WHAT YOU ARE ASKED TO DO → The exercise asks you to copy every line below in which "avantatges" appears.

RECORD SET →
-- Begin --

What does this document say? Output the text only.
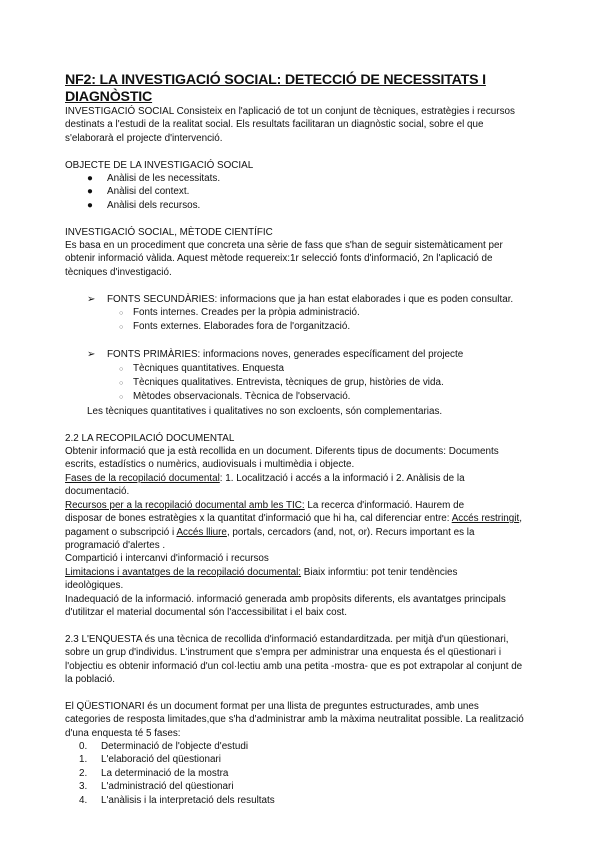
NF2: LA INVESTIGACIÓ SOCIAL: DETECCIÓ DE NECESSITATS I
DIAGNÒSTIC
INVESTIGACIÓ SOCIAL Consisteix en l'aplicació de tot un conjunt de tècniques, estratègies i recursos
destinats a l'estudi de la realitat social. Els resultats facilitaran un diagnòstic social, sobre el que
s'elaborarà el projecte d'intervenció.
OBJECTE DE LA INVESTIGACIÓ SOCIAL
● Anàlisi de les necessitats.
● Anàlisi del context.
● Anàlisi dels recursos.
INVESTIGACIÓ SOCIAL, MÈTODE CIENTÍFIC
Es basa en un procediment que concreta una sèrie de fass que s'han de seguir sistemàticament per
obtenir informació vàlida. Aquest mètode requereix:1r selecció fonts d'informació, 2n l'aplicació de
tècniques d'investigació.
➢ FONTS SECUNDÀRIES: informacions que ja han estat elaborades i que es poden consultar.
○ Fonts internes. Creades per la pròpia administració.
○ Fonts externes. Elaborades fora de l'organització.
➢ FONTS PRIMÀRIES: informacions noves, generades específicament del projecte
○ Tècniques quantitatives. Enquesta
○ Tècniques qualitatives. Entrevista, tècniques de grup, històries de vida.
○ Mètodes observacionals. Tècnica de l'observació.
Les tècniques quantitatives i qualitatives no son excloents, són complementarias.
2.2 LA RECOPILACIÓ DOCUMENTAL
Obtenir informació que ja està recollida en un document. Diferents tipus de documents: Documents
escrits, estadístics o numèrics, audiovisuals i multimèdia i objecte.
Fases de la recopilació documental: 1. Localització i accés a la informació i 2. Anàlisis de la
documentació.
Recursos per a la recopilació documental amb les TIC: La recerca d'informació. Haurem de
disposar de bones estratègies x la quantitat d'informació que hi ha, cal diferenciar entre: Accés restringit,
pagament o subscripció i Accés lliure, portals, cercadors (and, not, or). Recurs important es la
programació d'alertes .
Compartició i intercanvi d'informació i recursos
Limitacions i avantatges de la recopilació documental: Biaix informtiu: pot tenir tendències
ideològiques.
Inadequació de la informació. informació generada amb propòsits diferents, els avantatges principals
d'utilitzar el material documental són l'accessibilitat i el baix cost.
2.3 L'ENQUESTA és una tècnica de recollida d'informació estandarditzada. per mitjà d'un qüestionari,
sobre un grup d'individus. L'instrument que s'empra per administrar una enquesta és el qüestionari i
l'objectiu es obtenir informació d'un col·lectiu amb una petita -mostra- que es pot extrapolar al conjunt de
la població.
El QÜESTIONARI és un document format per una llista de preguntes estructurades, amb unes
categories de resposta limitades,que s'ha d'administrar amb la màxima neutralitat possible. La realització
d'una enquesta té 5 fases:
0. Determinació de l'objecte d'estudi
1. L'elaboració del qüestionari
2. La determinació de la mostra
3. L'administració del qüestionari
4. L'anàlisis i la interpretació dels resultats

-- End --

SOLUTION TO THE PROBLEM →
Limitacions i avantatges de la recopilació documental: Biaix informtiu: pot tenir tendències
Inadequació de la informació. informació generada amb propòsits diferents, els avantatges principals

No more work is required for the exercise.